==== Records provided ====
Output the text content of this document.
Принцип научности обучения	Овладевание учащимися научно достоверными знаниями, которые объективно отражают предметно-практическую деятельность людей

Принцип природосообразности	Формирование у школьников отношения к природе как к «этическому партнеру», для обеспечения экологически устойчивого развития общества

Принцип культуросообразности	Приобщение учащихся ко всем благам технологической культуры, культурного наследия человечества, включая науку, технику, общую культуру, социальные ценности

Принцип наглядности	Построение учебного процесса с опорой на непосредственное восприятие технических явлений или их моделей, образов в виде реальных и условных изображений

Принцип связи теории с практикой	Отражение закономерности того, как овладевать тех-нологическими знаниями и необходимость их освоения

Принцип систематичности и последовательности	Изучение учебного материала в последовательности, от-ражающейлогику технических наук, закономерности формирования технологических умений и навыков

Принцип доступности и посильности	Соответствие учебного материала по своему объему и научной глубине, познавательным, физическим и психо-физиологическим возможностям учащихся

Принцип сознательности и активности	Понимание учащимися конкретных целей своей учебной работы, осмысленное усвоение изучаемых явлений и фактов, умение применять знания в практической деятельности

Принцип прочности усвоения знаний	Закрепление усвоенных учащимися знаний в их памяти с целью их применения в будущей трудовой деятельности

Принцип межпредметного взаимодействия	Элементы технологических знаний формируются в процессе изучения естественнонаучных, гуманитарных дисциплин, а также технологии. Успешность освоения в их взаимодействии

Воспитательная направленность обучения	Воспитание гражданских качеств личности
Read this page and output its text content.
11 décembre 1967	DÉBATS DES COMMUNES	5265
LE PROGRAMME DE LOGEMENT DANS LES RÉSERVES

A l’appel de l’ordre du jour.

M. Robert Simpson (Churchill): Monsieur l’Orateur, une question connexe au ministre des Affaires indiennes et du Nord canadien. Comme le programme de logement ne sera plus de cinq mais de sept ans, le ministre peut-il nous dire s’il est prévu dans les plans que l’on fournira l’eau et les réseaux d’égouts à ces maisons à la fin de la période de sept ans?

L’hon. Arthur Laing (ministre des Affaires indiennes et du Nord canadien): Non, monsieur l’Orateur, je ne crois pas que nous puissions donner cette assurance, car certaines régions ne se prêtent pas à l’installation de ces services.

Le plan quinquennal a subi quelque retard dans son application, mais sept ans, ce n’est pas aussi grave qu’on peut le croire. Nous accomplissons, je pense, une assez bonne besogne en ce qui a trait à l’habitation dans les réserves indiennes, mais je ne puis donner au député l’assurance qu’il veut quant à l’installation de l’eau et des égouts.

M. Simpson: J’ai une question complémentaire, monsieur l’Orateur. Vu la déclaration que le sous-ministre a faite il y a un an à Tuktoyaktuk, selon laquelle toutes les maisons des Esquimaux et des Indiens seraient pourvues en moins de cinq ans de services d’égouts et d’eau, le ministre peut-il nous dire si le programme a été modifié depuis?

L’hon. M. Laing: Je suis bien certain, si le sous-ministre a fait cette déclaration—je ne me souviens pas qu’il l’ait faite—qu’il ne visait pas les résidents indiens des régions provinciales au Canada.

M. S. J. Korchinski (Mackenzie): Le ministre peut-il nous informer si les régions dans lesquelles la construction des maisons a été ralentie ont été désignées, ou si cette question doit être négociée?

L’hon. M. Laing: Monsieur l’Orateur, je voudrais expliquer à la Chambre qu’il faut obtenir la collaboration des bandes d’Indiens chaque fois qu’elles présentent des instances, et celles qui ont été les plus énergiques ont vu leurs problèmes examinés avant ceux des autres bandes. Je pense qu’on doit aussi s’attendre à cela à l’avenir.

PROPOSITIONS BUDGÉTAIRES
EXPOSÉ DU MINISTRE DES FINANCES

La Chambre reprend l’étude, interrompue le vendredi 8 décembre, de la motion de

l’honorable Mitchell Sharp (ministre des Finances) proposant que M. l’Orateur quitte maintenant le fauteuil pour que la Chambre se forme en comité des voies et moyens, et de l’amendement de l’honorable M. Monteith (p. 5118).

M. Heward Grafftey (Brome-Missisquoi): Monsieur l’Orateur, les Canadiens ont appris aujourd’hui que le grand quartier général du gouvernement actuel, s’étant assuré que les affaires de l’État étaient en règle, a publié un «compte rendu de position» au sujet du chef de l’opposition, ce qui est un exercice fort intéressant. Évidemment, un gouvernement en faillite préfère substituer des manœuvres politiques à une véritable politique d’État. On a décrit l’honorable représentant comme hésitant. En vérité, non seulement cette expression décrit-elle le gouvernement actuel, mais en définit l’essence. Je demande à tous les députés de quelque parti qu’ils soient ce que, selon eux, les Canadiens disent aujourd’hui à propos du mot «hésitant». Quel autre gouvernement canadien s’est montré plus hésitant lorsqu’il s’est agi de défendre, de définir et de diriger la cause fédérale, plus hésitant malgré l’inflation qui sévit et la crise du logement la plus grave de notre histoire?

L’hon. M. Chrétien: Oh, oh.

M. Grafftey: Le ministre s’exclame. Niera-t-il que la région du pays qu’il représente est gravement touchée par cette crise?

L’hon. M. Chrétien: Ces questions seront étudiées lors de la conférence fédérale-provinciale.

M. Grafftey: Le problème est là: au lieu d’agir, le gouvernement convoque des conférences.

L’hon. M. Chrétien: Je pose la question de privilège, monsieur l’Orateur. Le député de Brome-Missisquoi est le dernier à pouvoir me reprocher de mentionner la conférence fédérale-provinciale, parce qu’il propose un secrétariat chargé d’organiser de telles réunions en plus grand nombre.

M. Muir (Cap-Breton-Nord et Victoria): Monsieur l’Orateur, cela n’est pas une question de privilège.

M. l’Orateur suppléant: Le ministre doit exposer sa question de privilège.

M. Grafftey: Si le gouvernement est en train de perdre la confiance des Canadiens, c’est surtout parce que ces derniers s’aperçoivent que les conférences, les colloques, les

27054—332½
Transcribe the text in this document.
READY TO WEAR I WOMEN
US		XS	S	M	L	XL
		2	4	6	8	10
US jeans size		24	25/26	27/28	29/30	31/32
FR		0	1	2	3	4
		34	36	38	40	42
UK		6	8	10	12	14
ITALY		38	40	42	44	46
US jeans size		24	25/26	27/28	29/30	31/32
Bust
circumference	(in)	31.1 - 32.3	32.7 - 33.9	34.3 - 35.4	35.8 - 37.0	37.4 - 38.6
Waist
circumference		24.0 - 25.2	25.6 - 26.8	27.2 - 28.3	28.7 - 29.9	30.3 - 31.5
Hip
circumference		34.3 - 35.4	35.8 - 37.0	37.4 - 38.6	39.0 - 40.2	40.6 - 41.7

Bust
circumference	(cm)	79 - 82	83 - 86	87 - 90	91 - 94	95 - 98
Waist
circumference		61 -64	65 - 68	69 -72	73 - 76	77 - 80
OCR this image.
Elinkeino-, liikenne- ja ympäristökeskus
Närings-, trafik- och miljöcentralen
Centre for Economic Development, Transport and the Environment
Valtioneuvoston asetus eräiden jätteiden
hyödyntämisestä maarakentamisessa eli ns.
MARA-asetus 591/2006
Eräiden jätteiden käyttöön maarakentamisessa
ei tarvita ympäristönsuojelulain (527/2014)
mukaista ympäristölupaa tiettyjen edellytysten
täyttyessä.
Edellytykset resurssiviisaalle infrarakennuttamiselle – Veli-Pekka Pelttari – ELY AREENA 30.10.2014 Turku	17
====
The task: Nothing may be left out: return each entry exactly as it reads.

Answer for this exercise:
Output the text content of this document.
Принцип научности обучения	Овладевание учащимися научно достоверными знаниями, которые объективно отражают предметно-практическую деятельность людей

Принцип природосообразности	Формирование у школьников отношения к природе как к «этическому партнеру», для обеспечения экологически устойчивого развития общества

Принцип культуросообразности	Приобщение учащихся ко всем благам технологической культуры, культурного наследия человечества, включая науку, технику, общую культуру, социальные ценности

Принцип наглядности	Построение учебного процесса с опорой на непосредственное восприятие технических явлений или их моделей, образов в виде реальных и условных изображений

Принцип связи теории с практикой	Отражение закономерности того, как овладевать тех-нологическими знаниями и необходимость их освоения

Принцип систематичности и последовательности	Изучение учебного материала в последовательности, от-ражающейлогику технических наук, закономерности формирования технологических умений и навыков

Принцип доступности и посильности	Соответствие учебного материала по своему объему и научной глубине, познавательным, физическим и психо-физиологическим возможностям учащихся

Принцип сознательности и активности	Понимание учащимися конкретных целей своей учебной работы, осмысленное усвоение изучаемых явлений и фактов, умение применять знания в практической деятельности

Принцип прочности усвоения знаний	Закрепление усвоенных учащимися знаний в их памяти с целью их применения в будущей трудовой деятельности

Принцип межпредметного взаимодействия	Элементы технологических знаний формируются в процессе изучения естественнонаучных, гуманитарных дисциплин, а также технологии. Успешность освоения в их взаимодействии

Воспитательная направленность обучения	Воспитание гражданских качеств личности
Read this page and output its text content.
11 décembre 1967	DÉBATS DES COMMUNES	5265
LE PROGRAMME DE LOGEMENT DANS LES RÉSERVES

A l’appel de l’ordre du jour.

M. Robert Simpson (Churchill): Monsieur l’Orateur, une question connexe au ministre des Affaires indiennes et du Nord canadien. Comme le programme de logement ne sera plus de cinq mais de sept ans, le ministre peut-il nous dire s’il est prévu dans les plans que l’on fournira l’eau et les réseaux d’égouts à ces maisons à la fin de la période de sept ans?

L’hon. Arthur Laing (ministre des Affaires indiennes et du Nord canadien): Non, monsieur l’Orateur, je ne crois pas que nous puissions donner cette assurance, car certaines régions ne se prêtent pas à l’installation de ces services.

Le plan quinquennal a subi quelque retard dans son application, mais sept ans, ce n’est pas aussi grave qu’on peut le croire. Nous accomplissons, je pense, une assez bonne besogne en ce qui a trait à l’habitation dans les réserves indiennes, mais je ne puis donner au député l’assurance qu’il veut quant à l’installation de l’eau et des égouts.

M. Simpson: J’ai une question complémentaire, monsieur l’Orateur. Vu la déclaration que le sous-ministre a faite il y a un an à Tuktoyaktuk, selon laquelle toutes les maisons des Esquimaux et des Indiens seraient pourvues en moins de cinq ans de services d’égouts et d’eau, le ministre peut-il nous dire si le programme a été modifié depuis?

L’hon. M. Laing: Je suis bien certain, si le sous-ministre a fait cette déclaration—je ne me souviens pas qu’il l’ait faite—qu’il ne visait pas les résidents indiens des régions provinciales au Canada.

M. S. J. Korchinski (Mackenzie): Le ministre peut-il nous informer si les régions dans lesquelles la construction des maisons a été ralentie ont été désignées, ou si cette question doit être négociée?

L’hon. M. Laing: Monsieur l’Orateur, je voudrais expliquer à la Chambre qu’il faut obtenir la collaboration des bandes d’Indiens chaque fois qu’elles présentent des instances, et celles qui ont été les plus énergiques ont vu leurs problèmes examinés avant ceux des autres bandes. Je pense qu’on doit aussi s’attendre à cela à l’avenir.

PROPOSITIONS BUDGÉTAIRES
EXPOSÉ DU MINISTRE DES FINANCES

La Chambre reprend l’étude, interrompue le vendredi 8 décembre, de la motion de

l’honorable Mitchell Sharp (ministre des Finances) proposant que M. l’Orateur quitte maintenant le fauteuil pour que la Chambre se forme en comité des voies et moyens, et de l’amendement de l’honorable M. Monteith (p. 5118).

M. Heward Grafftey (Brome-Missisquoi): Monsieur l’Orateur, les Canadiens ont appris aujourd’hui que le grand quartier général du gouvernement actuel, s’étant assuré que les affaires de l’État étaient en règle, a publié un «compte rendu de position» au sujet du chef de l’opposition, ce qui est un exercice fort intéressant. Évidemment, un gouvernement en faillite préfère substituer des manœuvres politiques à une véritable politique d’État. On a décrit l’honorable représentant comme hésitant. En vérité, non seulement cette expression décrit-elle le gouvernement actuel, mais en définit l’essence. Je demande à tous les députés de quelque parti qu’ils soient ce que, selon eux, les Canadiens disent aujourd’hui à propos du mot «hésitant». Quel autre gouvernement canadien s’est montré plus hésitant lorsqu’il s’est agi de défendre, de définir et de diriger la cause fédérale, plus hésitant malgré l’inflation qui sévit et la crise du logement la plus grave de notre histoire?

L’hon. M. Chrétien: Oh, oh.

M. Grafftey: Le ministre s’exclame. Niera-t-il que la région du pays qu’il représente est gravement touchée par cette crise?

L’hon. M. Chrétien: Ces questions seront étudiées lors de la conférence fédérale-provinciale.

M. Grafftey: Le problème est là: au lieu d’agir, le gouvernement convoque des conférences.

L’hon. M. Chrétien: Je pose la question de privilège, monsieur l’Orateur. Le député de Brome-Missisquoi est le dernier à pouvoir me reprocher de mentionner la conférence fédérale-provinciale, parce qu’il propose un secrétariat chargé d’organiser de telles réunions en plus grand nombre.

M. Muir (Cap-Breton-Nord et Victoria): Monsieur l’Orateur, cela n’est pas une question de privilège.

M. l’Orateur suppléant: Le ministre doit exposer sa question de privilège.

M. Grafftey: Si le gouvernement est en train de perdre la confiance des Canadiens, c’est surtout parce que ces derniers s’aperçoivent que les conférences, les colloques, les

27054—332½
Transcribe the text in this document.
READY TO WEAR I WOMEN
US		XS	S	M	L	XL
		2	4	6	8	10
US jeans size		24	25/26	27/28	29/30	31/32
FR		0	1	2	3	4
		34	36	38	40	42
UK		6	8	10	12	14
ITALY		38	40	42	44	46
US jeans size		24	25/26	27/28	29/30	31/32
Bust
circumference	(in)	31.1 - 32.3	32.7 - 33.9	34.3 - 35.4	35.8 - 37.0	37.4 - 38.6
Waist
circumference		24.0 - 25.2	25.6 - 26.8	27.2 - 28.3	28.7 - 29.9	30.3 - 31.5
Hip
circumference		34.3 - 35.4	35.8 - 37.0	37.4 - 38.6	39.0 - 40.2	40.6 - 41.7

Bust
circumference	(cm)	79 - 82	83 - 86	87 - 90	91 - 94	95 - 98
Waist
circumference		61 -64	65 - 68	69 -72	73 - 76	77 - 80
OCR this image.
Elinkeino-, liikenne- ja ympäristökeskus
Närings-, trafik- och miljöcentralen
Centre for Economic Development, Transport and the Environment
Valtioneuvoston asetus eräiden jätteiden
hyödyntämisestä maarakentamisessa eli ns.
MARA-asetus 591/2006
Eräiden jätteiden käyttöön maarakentamisessa
ei tarvita ympäristönsuojelulain (527/2014)
mukaista ympäristölupaa tiettyjen edellytysten
täyttyessä.
Edellytykset resurssiviisaalle infrarakennuttamiselle – Veli-Pekka Pelttari – ELY AREENA 30.10.2014 Turku	17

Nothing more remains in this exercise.